**What the task requires:** Retype each line of the material exactly, please, skipping any picture in it.

**Given records:**
- - - -
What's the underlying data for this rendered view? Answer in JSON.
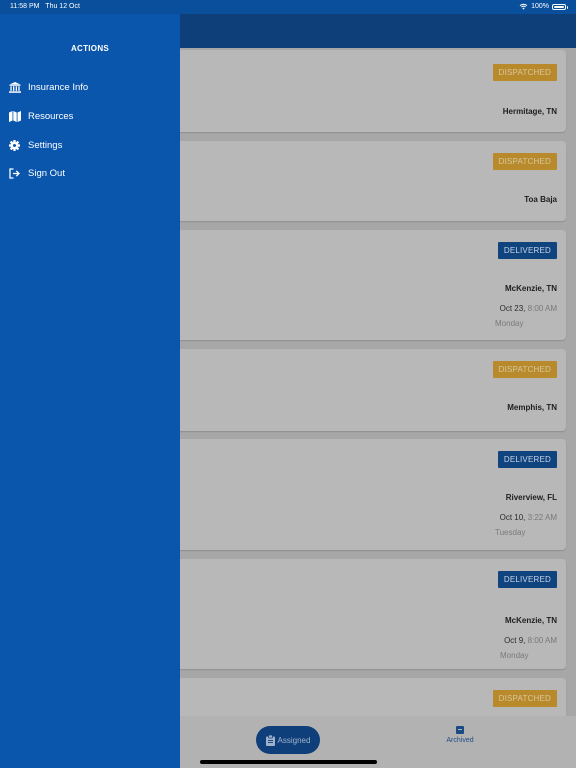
{
  "status": {
    "time": "11:58 PM",
    "date": "Thu 12 Oct",
    "battery": "100%"
  },
  "drawer": {
    "title": "ACTIONS",
    "items": [
      {
        "label": "Insurance Info",
        "icon": "bank-icon"
      },
      {
        "label": "Resources",
        "icon": "map-icon"
      },
      {
        "label": "Settings",
        "icon": "gear-icon"
      },
      {
        "label": "Sign Out",
        "icon": "sign-out-icon"
      }
    ]
  },
  "cards": [
    {
      "status": "DISPATCHED",
      "city": "Hermitage, TN"
    },
    {
      "status": "DISPATCHED",
      "city": "Toa Baja"
    },
    {
      "status": "DELIVERED",
      "city": "McKenzie, TN",
      "date": "Oct 23,",
      "time": "8:00 AM",
      "day": "Monday"
    },
    {
      "status": "DISPATCHED",
      "city": "Memphis, TN"
    },
    {
      "status": "DELIVERED",
      "city": "Riverview, FL",
      "date": "Oct 10,",
      "time": "3:22 AM",
      "day": "Tuesday"
    },
    {
      "status": "DELIVERED",
      "city": "McKenzie, TN",
      "date": "Oct 9,",
      "time": "8:00 AM",
      "day": "Monday"
    },
    {
      "status": "DISPATCHED"
    }
  ],
  "tabs": {
    "assigned": "Assigned",
    "archived": "Archived"
  },
  "colors": {
    "drawer": "#0a56ad",
    "dispatched": "#b98a2b",
    "delivered": "#10447f"
  }
}
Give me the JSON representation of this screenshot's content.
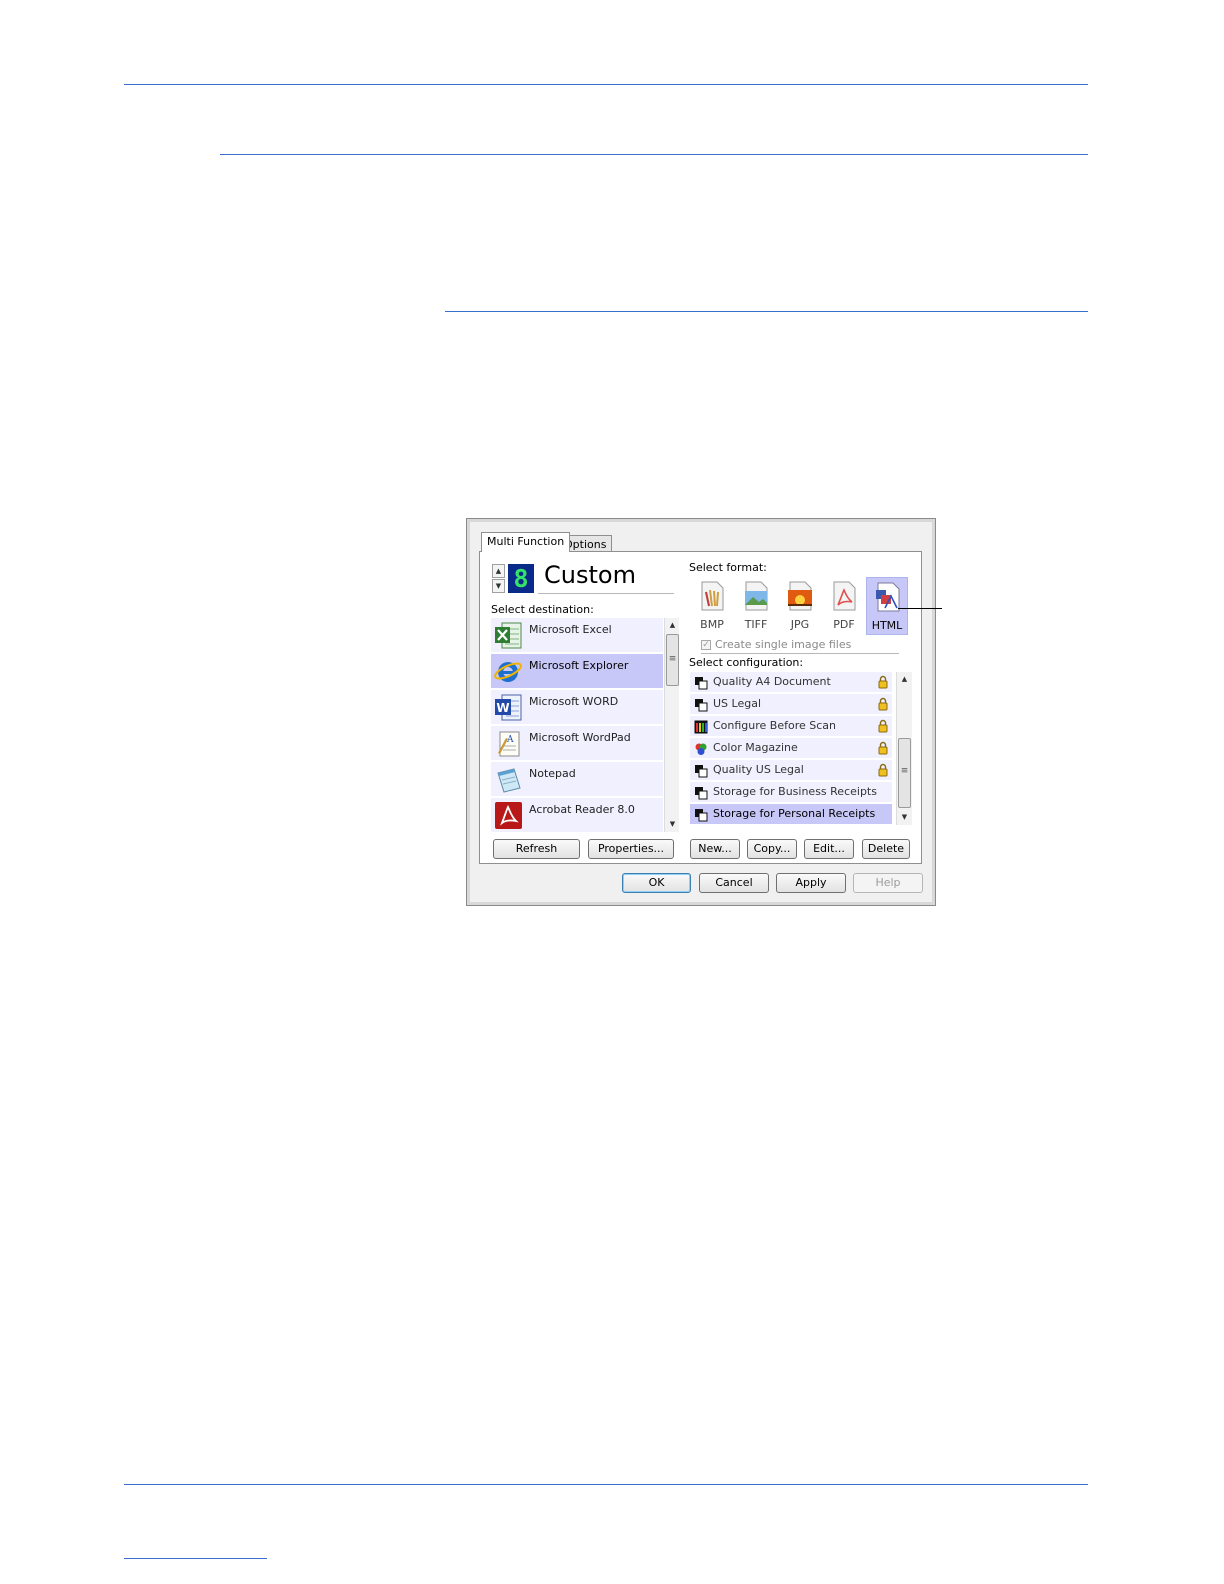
{
  "dialog": {
    "tabs": [
      {
        "label": "Multi Function"
      },
      {
        "label": "Options"
      }
    ],
    "profile": {
      "digit": "8",
      "name": "Custom"
    },
    "destination": {
      "label": "Select destination:",
      "items": [
        {
          "label": "Microsoft Excel",
          "icon": "excel-icon"
        },
        {
          "label": "Microsoft Explorer",
          "icon": "internet-explorer-icon",
          "selected": true
        },
        {
          "label": "Microsoft WORD",
          "icon": "word-icon"
        },
        {
          "label": "Microsoft WordPad",
          "icon": "wordpad-icon"
        },
        {
          "label": "Notepad",
          "icon": "notepad-icon"
        },
        {
          "label": "Acrobat Reader 8.0",
          "icon": "acrobat-icon"
        }
      ],
      "refresh_label": "Refresh",
      "properties_label": "Properties..."
    },
    "format": {
      "label": "Select format:",
      "options": [
        {
          "label": "BMP"
        },
        {
          "label": "TIFF"
        },
        {
          "label": "JPG"
        },
        {
          "label": "PDF"
        },
        {
          "label": "HTML",
          "selected": true
        }
      ],
      "single_image_label": "Create single image files",
      "single_image_checked": true
    },
    "configuration": {
      "label": "Select configuration:",
      "items": [
        {
          "label": "Quality A4 Document",
          "locked": true
        },
        {
          "label": "US Legal",
          "locked": true
        },
        {
          "label": "Configure Before Scan",
          "locked": true
        },
        {
          "label": "Color Magazine",
          "locked": true
        },
        {
          "label": "Quality US Legal",
          "locked": true
        },
        {
          "label": "Storage for Business Receipts",
          "locked": false
        },
        {
          "label": "Storage for Personal Receipts",
          "locked": false,
          "selected": true
        }
      ],
      "new_label": "New...",
      "copy_label": "Copy...",
      "edit_label": "Edit...",
      "delete_label": "Delete"
    },
    "footer": {
      "ok_label": "OK",
      "cancel_label": "Cancel",
      "apply_label": "Apply",
      "help_label": "Help"
    }
  },
  "colors": {
    "rule": "#3a6fd0",
    "selection": "#c8c8f8",
    "list_bg": "#f0f0ff"
  }
}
- - - -
**Output for this exercise:**
What's the underlying data for this rendered view? Answer in JSON.
{
  "status": {
    "time": "11:58 PM",
    "date": "Thu 12 Oct",
    "battery": "100%"
  },
  "drawer": {
    "title": "ACTIONS",
    "items": [
      {
        "label": "Insurance Info",
        "icon": "bank-icon"
      },
      {
        "label": "Resources",
        "icon": "map-icon"
      },
      {
        "label": "Settings",
        "icon": "gear-icon"
      },
      {
        "label": "Sign Out",
        "icon": "sign-out-icon"
      }
    ]
  },
  "cards": [
    {
      "status": "DISPATCHED",
      "city": "Hermitage, TN"
    },
    {
      "status": "DISPATCHED",
      "city": "Toa Baja"
    },
    {
      "status": "DELIVERED",
      "city": "McKenzie, TN",
      "date": "Oct 23,",
      "time": "8:00 AM",
      "day": "Monday"
    },
    {
      "status": "DISPATCHED",
      "city": "Memphis, TN"
    },
    {
      "status": "DELIVERED",
      "city": "Riverview, FL",
      "date": "Oct 10,",
      "time": "3:22 AM",
      "day": "Tuesday"
    },
    {
      "status": "DELIVERED",
      "city": "McKenzie, TN",
      "date": "Oct 9,",
      "time": "8:00 AM",
      "day": "Monday"
    },
    {
      "status": "DISPATCHED"
    }
  ],
  "tabs": {
    "assigned": "Assigned",
    "archived": "Archived"
  },
  "colors": {
    "drawer": "#0a56ad",
    "dispatched": "#b98a2b",
    "delivered": "#10447f"
  }
}
Give me the JSON representation of this screenshot's content.
{
  "dialog": {
    "tabs": [
      {
        "label": "Multi Function"
      },
      {
        "label": "Options"
      }
    ],
    "profile": {
      "digit": "8",
      "name": "Custom"
    },
    "destination": {
      "label": "Select destination:",
      "items": [
        {
          "label": "Microsoft Excel",
          "icon": "excel-icon"
        },
        {
          "label": "Microsoft Explorer",
          "icon": "internet-explorer-icon",
          "selected": true
        },
        {
          "label": "Microsoft WORD",
          "icon": "word-icon"
        },
        {
          "label": "Microsoft WordPad",
          "icon": "wordpad-icon"
        },
        {
          "label": "Notepad",
          "icon": "notepad-icon"
        },
        {
          "label": "Acrobat Reader 8.0",
          "icon": "acrobat-icon"
        }
      ],
      "refresh_label": "Refresh",
      "properties_label": "Properties..."
    },
    "format": {
      "label": "Select format:",
      "options": [
        {
          "label": "BMP"
        },
        {
          "label": "TIFF"
        },
        {
          "label": "JPG"
        },
        {
          "label": "PDF"
        },
        {
          "label": "HTML",
          "selected": true
        }
      ],
      "single_image_label": "Create single image files",
      "single_image_checked": true
    },
    "configuration": {
      "label": "Select configuration:",
      "items": [
        {
          "label": "Quality A4 Document",
          "locked": true
        },
        {
          "label": "US Legal",
          "locked": true
        },
        {
          "label": "Configure Before Scan",
          "locked": true
        },
        {
          "label": "Color Magazine",
          "locked": true
        },
        {
          "label": "Quality US Legal",
          "locked": true
        },
        {
          "label": "Storage for Business Receipts",
          "locked": false
        },
        {
          "label": "Storage for Personal Receipts",
          "locked": false,
          "selected": true
        }
      ],
      "new_label": "New...",
      "copy_label": "Copy...",
      "edit_label": "Edit...",
      "delete_label": "Delete"
    },
    "footer": {
      "ok_label": "OK",
      "cancel_label": "Cancel",
      "apply_label": "Apply",
      "help_label": "Help"
    }
  },
  "colors": {
    "rule": "#3a6fd0",
    "selection": "#c8c8f8",
    "list_bg": "#f0f0ff"
  }
}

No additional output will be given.